**GOAL**
Please pull out every line that includes the string "véhicule".

**RECORD LIST**
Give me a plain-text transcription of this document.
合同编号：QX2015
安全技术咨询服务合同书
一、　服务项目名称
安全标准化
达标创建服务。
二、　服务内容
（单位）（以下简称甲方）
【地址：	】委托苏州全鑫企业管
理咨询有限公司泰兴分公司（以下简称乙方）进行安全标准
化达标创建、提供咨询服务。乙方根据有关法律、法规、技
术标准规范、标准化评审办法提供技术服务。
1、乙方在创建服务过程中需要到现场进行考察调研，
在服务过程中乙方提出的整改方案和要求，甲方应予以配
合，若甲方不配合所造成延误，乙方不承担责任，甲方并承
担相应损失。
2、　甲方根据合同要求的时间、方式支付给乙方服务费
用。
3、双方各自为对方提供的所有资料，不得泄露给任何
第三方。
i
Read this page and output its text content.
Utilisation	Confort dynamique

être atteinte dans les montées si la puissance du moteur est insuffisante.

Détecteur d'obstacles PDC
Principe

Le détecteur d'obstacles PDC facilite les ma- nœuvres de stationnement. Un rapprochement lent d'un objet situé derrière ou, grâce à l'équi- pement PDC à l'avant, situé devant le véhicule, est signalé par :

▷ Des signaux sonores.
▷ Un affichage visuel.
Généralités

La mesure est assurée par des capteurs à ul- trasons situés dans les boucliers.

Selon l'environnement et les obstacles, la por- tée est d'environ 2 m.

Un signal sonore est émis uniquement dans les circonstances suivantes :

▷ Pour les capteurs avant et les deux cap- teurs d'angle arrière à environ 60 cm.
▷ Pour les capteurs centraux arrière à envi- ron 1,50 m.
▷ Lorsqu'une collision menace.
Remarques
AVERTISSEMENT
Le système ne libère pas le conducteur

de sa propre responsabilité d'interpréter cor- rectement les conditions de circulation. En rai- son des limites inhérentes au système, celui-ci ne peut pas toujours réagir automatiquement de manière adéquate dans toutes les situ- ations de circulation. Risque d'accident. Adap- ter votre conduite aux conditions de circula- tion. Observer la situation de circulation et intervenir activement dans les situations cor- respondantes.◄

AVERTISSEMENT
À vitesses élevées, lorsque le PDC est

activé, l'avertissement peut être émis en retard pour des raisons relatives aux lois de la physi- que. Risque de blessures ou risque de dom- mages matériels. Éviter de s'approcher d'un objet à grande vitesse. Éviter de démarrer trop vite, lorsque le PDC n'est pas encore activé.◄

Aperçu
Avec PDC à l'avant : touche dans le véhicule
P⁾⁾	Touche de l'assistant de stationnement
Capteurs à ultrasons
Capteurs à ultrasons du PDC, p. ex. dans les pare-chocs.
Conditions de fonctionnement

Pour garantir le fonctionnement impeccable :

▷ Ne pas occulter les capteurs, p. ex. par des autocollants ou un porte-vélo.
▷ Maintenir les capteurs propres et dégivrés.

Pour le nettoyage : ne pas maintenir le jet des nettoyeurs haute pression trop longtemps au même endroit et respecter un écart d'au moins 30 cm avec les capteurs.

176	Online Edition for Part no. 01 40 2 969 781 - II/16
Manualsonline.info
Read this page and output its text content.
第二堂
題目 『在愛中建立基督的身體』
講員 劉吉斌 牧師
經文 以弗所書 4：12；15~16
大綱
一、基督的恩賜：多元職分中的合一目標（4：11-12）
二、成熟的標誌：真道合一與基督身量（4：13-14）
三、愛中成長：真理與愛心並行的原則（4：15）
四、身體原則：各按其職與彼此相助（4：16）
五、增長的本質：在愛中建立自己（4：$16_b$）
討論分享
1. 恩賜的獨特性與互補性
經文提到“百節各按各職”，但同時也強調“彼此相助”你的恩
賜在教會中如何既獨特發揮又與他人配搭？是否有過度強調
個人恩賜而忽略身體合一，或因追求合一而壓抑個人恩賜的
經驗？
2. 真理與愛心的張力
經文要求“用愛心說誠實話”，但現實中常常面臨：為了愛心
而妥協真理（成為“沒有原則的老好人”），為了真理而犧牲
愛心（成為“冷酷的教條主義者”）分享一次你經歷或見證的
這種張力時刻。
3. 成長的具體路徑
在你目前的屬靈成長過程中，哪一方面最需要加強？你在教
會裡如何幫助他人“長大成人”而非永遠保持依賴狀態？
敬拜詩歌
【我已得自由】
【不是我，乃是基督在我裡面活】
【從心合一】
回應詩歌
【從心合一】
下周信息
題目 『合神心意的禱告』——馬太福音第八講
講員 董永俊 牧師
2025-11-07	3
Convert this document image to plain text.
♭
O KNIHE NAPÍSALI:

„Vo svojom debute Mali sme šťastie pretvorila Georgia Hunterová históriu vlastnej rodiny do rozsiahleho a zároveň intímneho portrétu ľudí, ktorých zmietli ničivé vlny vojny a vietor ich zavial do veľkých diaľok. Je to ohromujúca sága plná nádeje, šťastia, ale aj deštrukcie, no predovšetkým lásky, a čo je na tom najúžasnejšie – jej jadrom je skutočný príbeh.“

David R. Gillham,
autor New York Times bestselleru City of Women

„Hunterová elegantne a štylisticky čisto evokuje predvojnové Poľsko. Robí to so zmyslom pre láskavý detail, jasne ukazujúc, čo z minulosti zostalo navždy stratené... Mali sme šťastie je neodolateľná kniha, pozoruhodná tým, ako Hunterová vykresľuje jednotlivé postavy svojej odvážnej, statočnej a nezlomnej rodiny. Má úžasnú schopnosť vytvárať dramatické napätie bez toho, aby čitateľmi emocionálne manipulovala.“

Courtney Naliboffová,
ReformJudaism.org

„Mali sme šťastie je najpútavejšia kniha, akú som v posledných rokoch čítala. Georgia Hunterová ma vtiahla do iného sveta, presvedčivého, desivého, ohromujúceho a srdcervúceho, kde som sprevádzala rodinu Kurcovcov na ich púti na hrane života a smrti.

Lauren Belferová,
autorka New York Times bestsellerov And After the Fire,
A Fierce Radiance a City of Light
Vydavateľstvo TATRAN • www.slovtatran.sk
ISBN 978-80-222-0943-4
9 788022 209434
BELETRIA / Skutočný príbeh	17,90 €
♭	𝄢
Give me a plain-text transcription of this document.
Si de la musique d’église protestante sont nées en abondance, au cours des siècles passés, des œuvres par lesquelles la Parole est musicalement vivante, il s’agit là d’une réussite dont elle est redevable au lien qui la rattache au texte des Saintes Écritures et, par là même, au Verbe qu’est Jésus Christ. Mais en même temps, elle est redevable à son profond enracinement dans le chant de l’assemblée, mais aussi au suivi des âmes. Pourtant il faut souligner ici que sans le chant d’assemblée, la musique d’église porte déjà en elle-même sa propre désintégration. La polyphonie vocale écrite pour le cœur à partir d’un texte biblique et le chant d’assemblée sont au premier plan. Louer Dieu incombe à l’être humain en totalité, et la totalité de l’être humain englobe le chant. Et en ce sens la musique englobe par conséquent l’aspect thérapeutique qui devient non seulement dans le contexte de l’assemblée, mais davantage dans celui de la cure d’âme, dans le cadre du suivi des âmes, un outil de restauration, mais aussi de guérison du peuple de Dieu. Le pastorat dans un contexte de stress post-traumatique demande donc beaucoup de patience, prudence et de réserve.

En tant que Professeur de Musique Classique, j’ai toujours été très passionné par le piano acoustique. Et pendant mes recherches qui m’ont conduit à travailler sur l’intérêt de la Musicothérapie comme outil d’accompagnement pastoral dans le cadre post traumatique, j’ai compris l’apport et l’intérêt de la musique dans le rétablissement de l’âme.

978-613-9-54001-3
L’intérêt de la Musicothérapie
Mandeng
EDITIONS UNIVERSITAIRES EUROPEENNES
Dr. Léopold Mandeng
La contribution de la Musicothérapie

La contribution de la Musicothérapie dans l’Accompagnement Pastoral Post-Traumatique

**TASK RESULT**
Le détecteur d'obstacles PDC facilite les ma- nœuvres de stationnement. Un rapprochement lent d'un objet situé derrière ou, grâce à l'équi- pement PDC à l'avant, situé devant le véhicule, est signalé par :
Avec PDC à l'avant : touche dans le véhicule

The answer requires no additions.